Requirement ▸
Pictures excluded, retype the lines from the one containing "Give me the" through the last line of the data below, both included.

### Raw data

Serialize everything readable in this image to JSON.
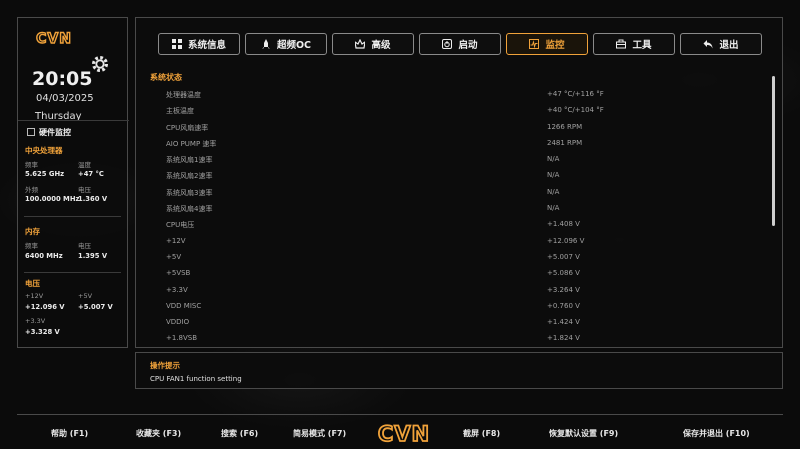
{
  "brand": {
    "logo_text": "CVN",
    "accent": "#f0a23a"
  },
  "clock": {
    "time": "20:05",
    "date": "04/03/2025",
    "day": "Thursday"
  },
  "hw_monitor": {
    "title": "硬件监控",
    "cpu": {
      "title": "中央处理器",
      "freq_label": "频率",
      "freq_value": "5.625 GHz",
      "temp_label": "温度",
      "temp_value": "+47 °C",
      "ext_label": "外频",
      "ext_value": "100.0000 MHz",
      "volt_label": "电压",
      "volt_value": "1.360 V"
    },
    "memory": {
      "title": "内存",
      "freq_label": "频率",
      "freq_value": "6400 MHz",
      "volt_label": "电压",
      "volt_value": "1.395 V"
    },
    "voltage": {
      "title": "电压",
      "v12_label": "+12V",
      "v12_value": "+12.096 V",
      "v5_label": "+5V",
      "v5_value": "+5.007 V",
      "v33_label": "+3.3V",
      "v33_value": "+3.328 V"
    }
  },
  "tabs": [
    {
      "label": "系统信息",
      "icon": "grid-icon"
    },
    {
      "label": "超频OC",
      "icon": "rocket-icon"
    },
    {
      "label": "高级",
      "icon": "crown-icon"
    },
    {
      "label": "启动",
      "icon": "power-icon"
    },
    {
      "label": "监控",
      "icon": "monitor-icon",
      "active": true
    },
    {
      "label": "工具",
      "icon": "toolbox-icon"
    },
    {
      "label": "退出",
      "icon": "back-arrow-icon"
    }
  ],
  "status": {
    "title": "系统状态",
    "rows": [
      {
        "name": "处理器温度",
        "value": "+47 °C/+116 °F"
      },
      {
        "name": "主板温度",
        "value": "+40 °C/+104 °F"
      },
      {
        "name": "CPU风扇速率",
        "value": "1266 RPM"
      },
      {
        "name": "AIO PUMP 速率",
        "value": "2481 RPM"
      },
      {
        "name": "系统风扇1速率",
        "value": "N/A"
      },
      {
        "name": "系统风扇2速率",
        "value": "N/A"
      },
      {
        "name": "系统风扇3速率",
        "value": "N/A"
      },
      {
        "name": "系统风扇4速率",
        "value": "N/A"
      },
      {
        "name": "CPU电压",
        "value": "+1.408 V"
      },
      {
        "name": "+12V",
        "value": "+12.096 V"
      },
      {
        "name": "+5V",
        "value": "+5.007 V"
      },
      {
        "name": "+5VSB",
        "value": "+5.086 V"
      },
      {
        "name": "+3.3V",
        "value": "+3.264 V"
      },
      {
        "name": "VDD MISC",
        "value": "+0.760 V"
      },
      {
        "name": "VDDIO",
        "value": "+1.424 V"
      },
      {
        "name": "+1.8VSB",
        "value": "+1.824 V"
      }
    ]
  },
  "help": {
    "title": "操作提示",
    "text": "CPU FAN1 function setting"
  },
  "footer": {
    "help": "帮助 (F1)",
    "favorites": "收藏夹 (F3)",
    "search": "搜索 (F6)",
    "easy_mode": "简易模式 (F7)",
    "screenshot": "截屏 (F8)",
    "restore_defaults": "恢复默认设置 (F9)",
    "save_exit": "保存并退出 (F10)"
  }
}
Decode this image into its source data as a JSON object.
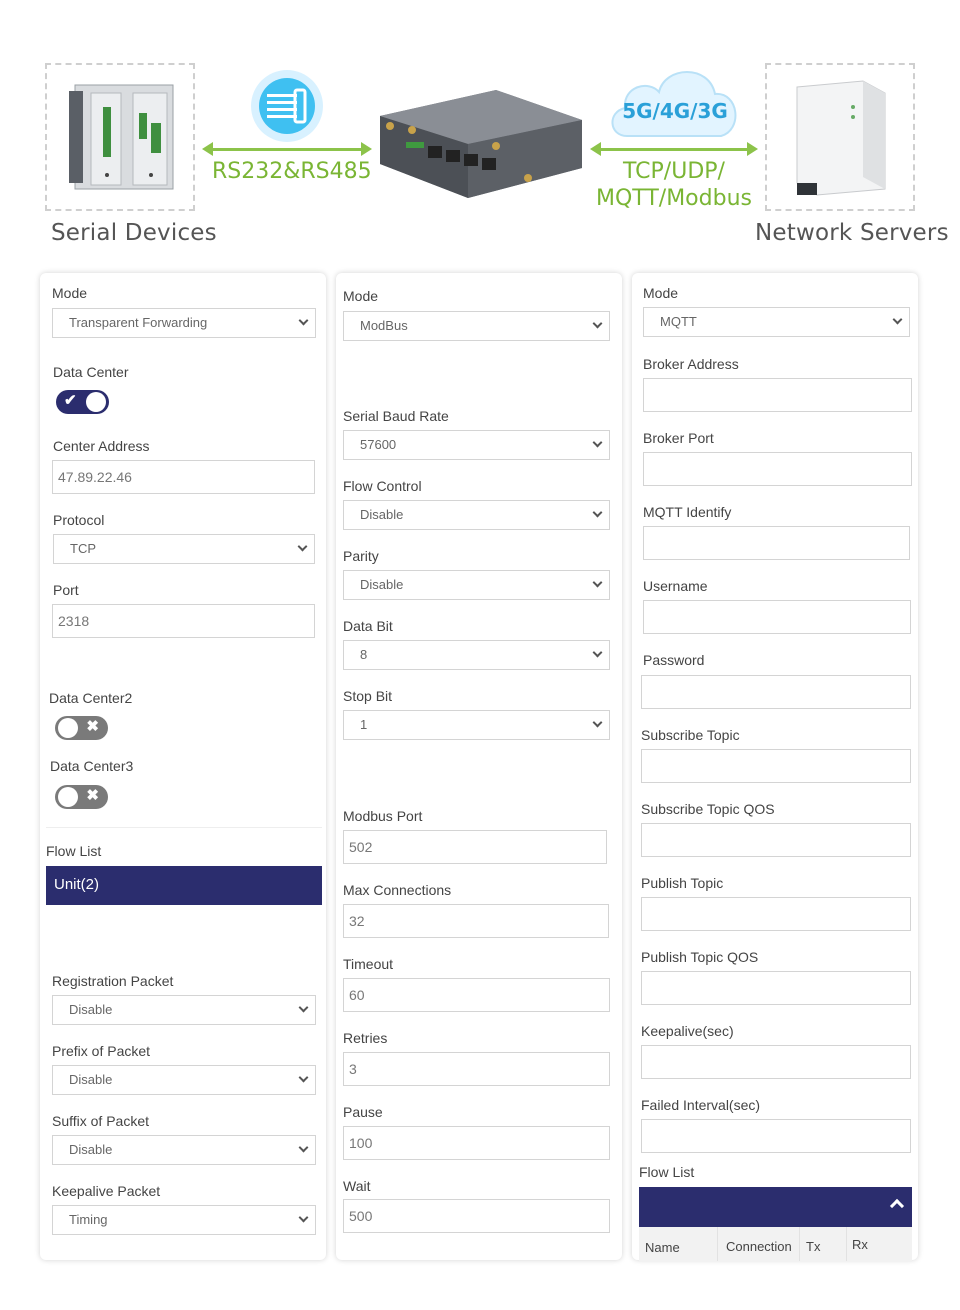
{
  "diagram": {
    "serial_devices_label": "Serial Devices",
    "network_servers_label": "Network Servers",
    "serial_protocol_label": "RS232&RS485",
    "network_protocol_line1": "TCP/UDP/",
    "network_protocol_line2": "MQTT/Modbus",
    "cloud_label": "5G/4G/3G",
    "accent_color": "#7ab534",
    "cloud_color": "#2aa0d8"
  },
  "panel1": {
    "mode_label": "Mode",
    "mode_value": "Transparent Forwarding",
    "data_center_label": "Data Center",
    "center_address_label": "Center Address",
    "center_address_value": "47.89.22.46",
    "protocol_label": "Protocol",
    "protocol_value": "TCP",
    "port_label": "Port",
    "port_value": "2318",
    "data_center2_label": "Data Center2",
    "data_center3_label": "Data Center3",
    "flow_list_label": "Flow List",
    "flow_unit": "Unit(2)",
    "registration_packet_label": "Registration Packet",
    "registration_packet_value": "Disable",
    "prefix_label": "Prefix of Packet",
    "prefix_value": "Disable",
    "suffix_label": "Suffix of Packet",
    "suffix_value": "Disable",
    "keepalive_packet_label": "Keepalive Packet",
    "keepalive_packet_value": "Timing"
  },
  "panel2": {
    "mode_label": "Mode",
    "mode_value": "ModBus",
    "baud_label": "Serial Baud Rate",
    "baud_value": "57600",
    "flow_control_label": "Flow Control",
    "flow_control_value": "Disable",
    "parity_label": "Parity",
    "parity_value": "Disable",
    "data_bit_label": "Data Bit",
    "data_bit_value": "8",
    "stop_bit_label": "Stop Bit",
    "stop_bit_value": "1",
    "modbus_port_label": "Modbus Port",
    "modbus_port_value": "502",
    "max_conn_label": "Max Connections",
    "max_conn_value": "32",
    "timeout_label": "Timeout",
    "timeout_value": "60",
    "retries_label": "Retries",
    "retries_value": "3",
    "pause_label": "Pause",
    "pause_value": "100",
    "wait_label": "Wait",
    "wait_value": "500"
  },
  "panel3": {
    "mode_label": "Mode",
    "mode_value": "MQTT",
    "broker_address_label": "Broker Address",
    "broker_port_label": "Broker Port",
    "mqtt_identify_label": "MQTT Identify",
    "username_label": "Username",
    "password_label": "Password",
    "subscribe_topic_label": "Subscribe Topic",
    "subscribe_qos_label": "Subscribe Topic QOS",
    "publish_topic_label": "Publish Topic",
    "publish_qos_label": "Publish Topic QOS",
    "keepalive_label": "Keepalive(sec)",
    "failed_interval_label": "Failed Interval(sec)",
    "flow_list_label": "Flow List",
    "table_headers": [
      "Name",
      "Connection",
      "Tx",
      "Rx"
    ]
  },
  "theme": {
    "primary": "#2b2d6e",
    "toggle_off": "#7a7a7a"
  }
}
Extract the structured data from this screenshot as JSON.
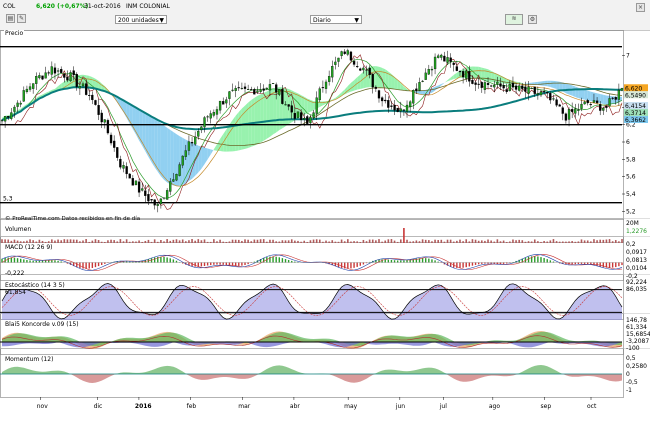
{
  "toolbar": {
    "symbol": "COL",
    "price_change": "6,620 (+0,67%)",
    "date": "31-oct-2016",
    "name": "INM COLONIAL",
    "bars_select": "200 unidades",
    "period_select": "Diario"
  },
  "colors": {
    "up_candle": "#1fa01f",
    "down_candle": "#000000",
    "long_ma": "#0a7d7d",
    "cloud_bull": "#86f0a0",
    "cloud_bear": "#7ec8ee",
    "hist_pos": "#2a9b2a",
    "hist_neg": "#c83737",
    "accent": "#00a000"
  },
  "chart_data": [
    {
      "type": "candlestick",
      "panel": "precio",
      "title": "Precio",
      "source_note": "© ProRealTime.com  Datos recibidos en fin de día",
      "y_ticks": [
        5.2,
        5.4,
        5.6,
        5.8,
        6,
        6.2,
        6.4,
        7
      ],
      "y_tick_labels": [
        "5,2",
        "5,4",
        "5,6",
        "5,8",
        "6",
        "6,2",
        "6,4",
        "7"
      ],
      "right_labels": [
        "6,620",
        "6,5490",
        "6,4154",
        "6,3714",
        "6,3662"
      ],
      "hlines": [
        7.1,
        6.2,
        5.3
      ],
      "hline_labels": [
        "",
        "",
        "5,3"
      ],
      "ylim": [
        5.1,
        7.2
      ],
      "x_ticks": [
        "nov",
        "dic",
        "2016",
        "feb",
        "mar",
        "abr",
        "may",
        "jun",
        "jul",
        "ago",
        "sep",
        "oct"
      ],
      "close_keypoints": [
        [
          0,
          6.25
        ],
        [
          5,
          6.45
        ],
        [
          10,
          6.7
        ],
        [
          16,
          6.85
        ],
        [
          22,
          6.75
        ],
        [
          28,
          6.55
        ],
        [
          33,
          6.2
        ],
        [
          38,
          5.75
        ],
        [
          44,
          5.45
        ],
        [
          50,
          5.25
        ],
        [
          54,
          5.55
        ],
        [
          60,
          5.95
        ],
        [
          66,
          6.3
        ],
        [
          73,
          6.55
        ],
        [
          80,
          6.6
        ],
        [
          87,
          6.65
        ],
        [
          93,
          6.35
        ],
        [
          98,
          6.2
        ],
        [
          104,
          6.75
        ],
        [
          110,
          7.05
        ],
        [
          116,
          6.85
        ],
        [
          122,
          6.5
        ],
        [
          128,
          6.35
        ],
        [
          134,
          6.7
        ],
        [
          140,
          7.0
        ],
        [
          146,
          6.85
        ],
        [
          152,
          6.7
        ],
        [
          158,
          6.65
        ],
        [
          166,
          6.6
        ],
        [
          174,
          6.55
        ],
        [
          181,
          6.3
        ],
        [
          188,
          6.45
        ],
        [
          194,
          6.4
        ],
        [
          199,
          6.62
        ]
      ]
    },
    {
      "type": "bar",
      "panel": "volumen",
      "title": "Volumen",
      "y_tick_labels": [
        "20M",
        "1,2276"
      ]
    },
    {
      "type": "line",
      "panel": "macd",
      "title": "MACD (12 26 9)",
      "y_tick_labels": [
        "0,2",
        "0,0917",
        "0,0813",
        "0,0104",
        "-0,2"
      ],
      "note": "-0,222"
    },
    {
      "type": "line",
      "panel": "estocastico",
      "title": "Estocástico (14 3 5)",
      "y_tick_labels": [
        "92,224",
        "86,035"
      ],
      "note": "61,854"
    },
    {
      "type": "area",
      "panel": "blai5",
      "title": "Blai5 Koncorde v.09 (15)",
      "y_tick_labels": [
        "146,78",
        "61,334",
        "15,6854",
        "-3,2087",
        "-100"
      ]
    },
    {
      "type": "area",
      "panel": "momentum",
      "title": "Momentum (12)",
      "y_tick_labels": [
        "0,5",
        "0,2580",
        "0",
        "-0,5",
        "-1"
      ]
    }
  ]
}
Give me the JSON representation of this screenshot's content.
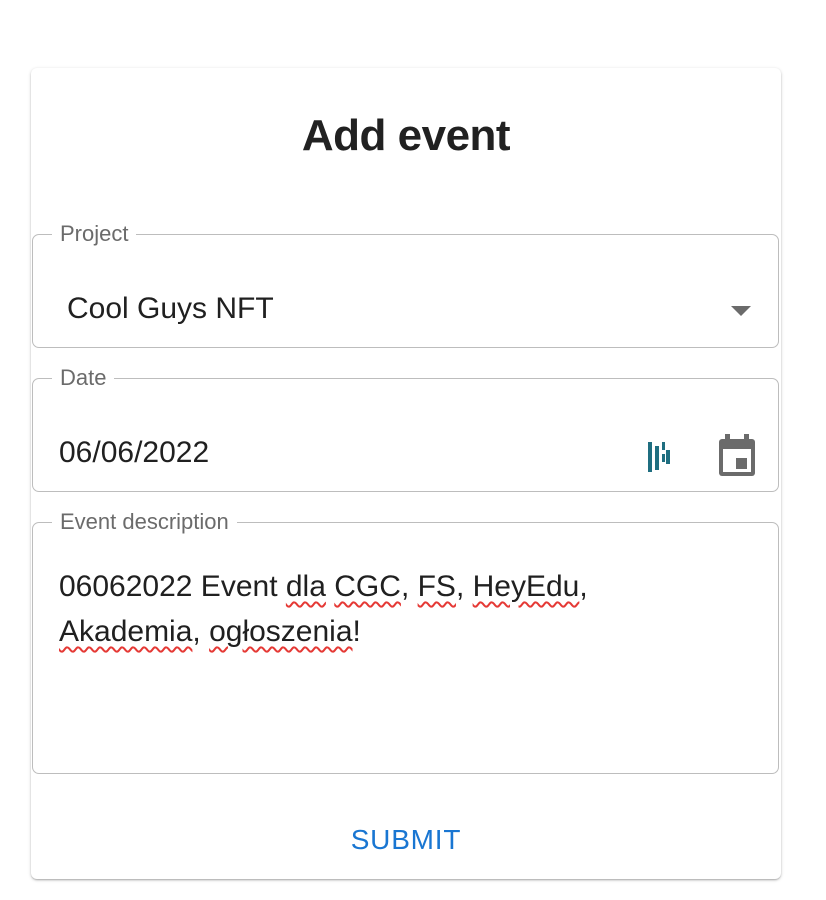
{
  "form": {
    "title": "Add event",
    "project": {
      "label": "Project",
      "value": "Cool Guys NFT"
    },
    "date": {
      "label": "Date",
      "value": "06/06/2022"
    },
    "description": {
      "label": "Event description",
      "parts": [
        "06062022 Event ",
        "dla",
        " ",
        "CGC",
        ", ",
        "FS",
        ", ",
        "HeyEdu",
        ", ",
        "Akademia",
        ", ",
        "ogłoszenia",
        "!"
      ]
    },
    "submit_label": "SUBMIT"
  },
  "colors": {
    "accent": "#1976d2",
    "border": "#bdbdbd",
    "label": "#6b6b6b",
    "text": "#202020",
    "extension_icon": "#1f6e80",
    "spellcheck": "#e53935"
  },
  "icons": {
    "project_dropdown": "chevron-down-icon",
    "date_extension": "extension-icon",
    "date_picker": "calendar-icon"
  }
}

######

Written answer ▸
Give me the JSON representation of this screenshot's content.
{
  "form": {
    "title": "Add event",
    "project": {
      "label": "Project",
      "value": "Cool Guys NFT"
    },
    "date": {
      "label": "Date",
      "value": "06/06/2022"
    },
    "description": {
      "label": "Event description",
      "parts": [
        "06062022 Event ",
        "dla",
        " ",
        "CGC",
        ", ",
        "FS",
        ", ",
        "HeyEdu",
        ", ",
        "Akademia",
        ", ",
        "ogłoszenia",
        "!"
      ]
    },
    "submit_label": "SUBMIT"
  },
  "colors": {
    "accent": "#1976d2",
    "border": "#bdbdbd",
    "label": "#6b6b6b",
    "text": "#202020",
    "extension_icon": "#1f6e80",
    "spellcheck": "#e53935"
  },
  "icons": {
    "project_dropdown": "chevron-down-icon",
    "date_extension": "extension-icon",
    "date_picker": "calendar-icon"
  }
}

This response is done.